**EXTRAIT:**
═══
Un nouveau groupe électropompe (S.E. 9) dont la taille et les caractéristiques sont exceptionnelles vient d’être mis en service à l'usine élévatoire de Choisy-le-Roi. Nous le décrivons ci-après.
Pourquoi un groupe élévatoire de grande capacité ?
Ce nouveau groupe vient renforcer les neuf groupes électropompes de l'usine élévatoire de Choisy-le-Roi qui sont tous à vitesse fixe et qui assurent des débits nominaux de 460 000 m³/j (un) – 340 000 m³/j (un) – 125 000 m³/j (cinq) et 45 000 m³/j (deux). Ceux-ci correspondent à la hauteur manométrique habituelle (87 m), obtenue pour la consommation moyenne du réseau lorsque l'ensemble des feeders de distribution est en service. Quand la demande augmente, les pertes de charge s’accroissent, la hauteur de refoulement s’élève et, corrélativement, le débit de chaque pompe diminue. Par ailleurs, l'arrêt d'un feeder augmente la « résistance » du réseau et par conséquent la pression au refoulement. En outre, il faut procéder périodiquement à l’entretien de chacun des groupes : pour des machines aussi importantes, le délai de réalisation des opérations de maintenance n’est pas négligeable. De plus, le degré de fiabilité que l'on est en droit d’attendre de toute usine de production d'eau, et, a fortiori, lorsqu’il s’agit de la plus grande de France, oblige à prendre en compte la possibilité d'une panne accidentelle sur l'un des groupes.
L'installation à Choisy-le-Roi d’un groupe élévatoire de grande capacité était donc devenue nécessaire, et cela d’autant plus que le Syndicat des Eaux d'Île-de-France, qui a le souci d’assurer en permanence la sécurité de l'alimentation en eau, a récemment décidé la réalisation d'une nouvelle liaison Choisy-Neuilly de
1 250 mm de diamètre permettant à l'usine de Choisy-le-Roi de secourir celle de Neuilly-sur-Marne (et réciproquement).
═══
**DONNÉES FOURNIES:**
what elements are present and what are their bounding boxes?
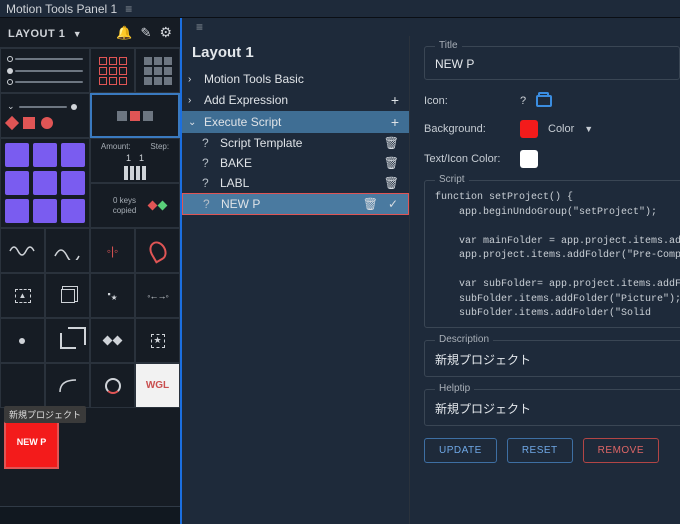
═══
**CONSIGNE A:** Relevez, dans l'extrait sur l'usine élévatoire de Choisy-le-Roi, les débits nominaux des groupes électropompes déjà en place, en précisant pour chacun le nombre de groupes concernés.
**CONSIGNE B:** Poursuivez l'extrait sur l'usine élévatoire de Choisy-le-Roi au-delà de sa dernière phrase.
Ce travail ne requiert pas les données.

**RÉPONSE ATTENDUE A:**
- 460 000 m³/j : un groupe
- 340 000 m³/j : un groupe
- 125 000 m³/j : cinq groupes
- 45 000 m³/j : deux groupes

**RÉPONSE ATTENDUE B:**
À cet impératif de sécurité du pompage s'ajoutent d'autres considérations très importantes. C'est ainsi que la consommation d'eau variant de façon sensible au cours d'une même journée, la pression au refoulement subit des variations de l'ordre d'un bar. De ce fait, les pompes à vitesse fixe utilisées jusqu'à présent à l'usine de Choisy-le-Roi ne peuvent pas fonctionner en permanence dans la zone optimale de leurs caractéristiques. Il en résulte un rendement électromécanique souvent inférieur à son niveau maximum et, par là même, une surconsommation d'énergie électrique non négligeable. D'autre part, on a de plus en plus intérêt, sur le plan économique, à diminuer la puissance souscrite auprès d'E.D.F. pendant les heures de pointe d'hiver. Il faut, pour cela, pouvoir gérer avec souplesse le fonctionnement des différents groupes élévatoires. Or, du fait de leur conception mécanique, les deux groupes les plus importants, qui datent de 1967, ne peuvent pas être mis en marche plusieurs fois par jour.
Ces multiples raisons ont conduit le Syndicat à lancer, en 1982, un appel d’offres auprès des principaux fabricants de pompes pour la fourniture et l'installation d'un nouveau groupe de pompage élévatoire, capable de refouler 5 m³/s sous une H.M.T. de 105 m, lequel devait être équipé d'un dispositif de variation de vitesse et pouvoir subir des arrêts et des démarrages fréquents. Après un examen approfondi des différentes propositions reçues, un marché a été signé avec le groupement Bergeron-Jeumont-Schneider pour la mise en œuvre d’un groupe dont les caractéristiques essentielles sont les suivantes :
- - pompe centrifuge à double entrée et plan de joint, vitesse de rotation maximale 740 tr/min, aspiration ⌀ 1 700 mm, refoulement ⌀ 900 mm ;
- - moteur asynchrone à bagues, d'une puissance nominale de 6 800 kW, alimenté en 15 000 V, et dont la vitesse de rotation sera comprise entre 600 tr/min et 740 tr/min ;
- - dispositif de variation de vitesse par cascade hyposynchrone à récupération d'énergie du type Jisflow.
Le rendement garanti par le constructeur s’établissait à 90,5 % pour la pompe et à 95 % pour l'ensemble moteur-variateur.
LA POMPE
Toute la conception de la pompe (type Bergeron SDBX 284) est fondée sur les trois impératifs fondamentaux suivants : fiabilité, rendement, maintenance.
Ces trois critères étant parfois contradictoires, les études hydrauliques, la conception mécanique et les moyens de fabrication ont nécessité une coordination particulièrement délicate afin de retenir les solutions optimales parmi les nombreux choix techniques toujours possibles pour chaque critère pris séparément.
Choix du type de pompe
En fonction de la place disponible dans le bâtiment existant, la pompe retenue est du type à axe vertical, à double entrée, compte tenu du NPSH disponible et de la vitesse de rotation maximale souhaitée, et à plan de joint pour faciliter les opérations de maintenance (voir ses caractéristiques sur le tableau).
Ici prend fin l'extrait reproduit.